-------- Data for processing
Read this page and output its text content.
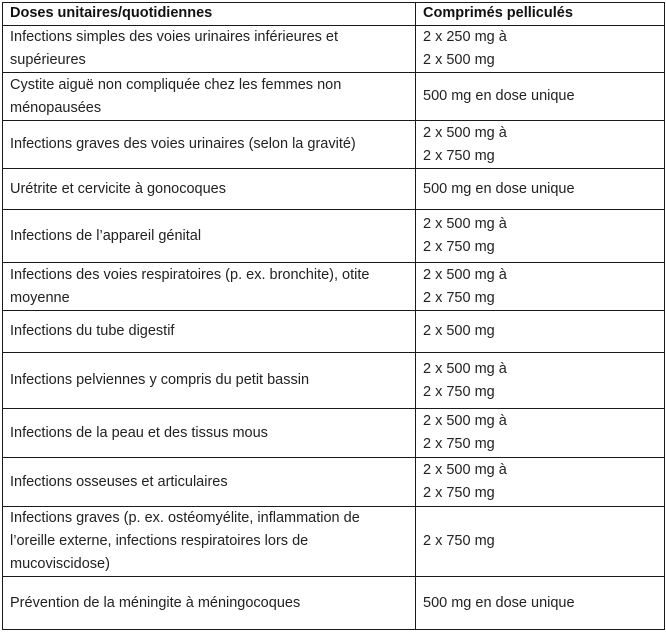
Doses unitaires/quotidiennes	Comprimés pelliculés
Infections simples des voies urinaires inférieures et supérieures	2 x 250 mg à
2 x 500 mg

Cystite aiguë non compliquée chez les femmes non ménopausées	500 mg en dose unique

Infections graves des voies urinaires (selon la gravité)	2 x 500 mg à
2 x 750 mg

Urétrite et cervicite à gonocoques	500 mg en dose unique

Infections de l’appareil génital	2 x 500 mg à
2 x 750 mg

Infections des voies respiratoires (p. ex. bronchite), otite moyenne	2 x 500 mg à
2 x 750 mg

Infections du tube digestif	2 x 500 mg

Infections pelviennes y compris du petit bassin	2 x 500 mg à
2 x 750 mg

Infections de la peau et des tissus mous	2 x 500 mg à
2 x 750 mg

Infections osseuses et articulaires	2 x 500 mg à
2 x 750 mg

Infections graves (p. ex. ostéomyélite, inflammation de l’oreille externe, infections respiratoires lors de mucoviscidose)	2 x 750 mg

Prévention de la méningite à méningocoques	500 mg en dose unique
----------------
Required task> Where a line in the entries holds the word "urinaires", copy that line.

Answer to the task>
Infections simples des voies urinaires inférieures et supérieures	2 x 250 mg à
Infections graves des voies urinaires (selon la gravité)	2 x 500 mg à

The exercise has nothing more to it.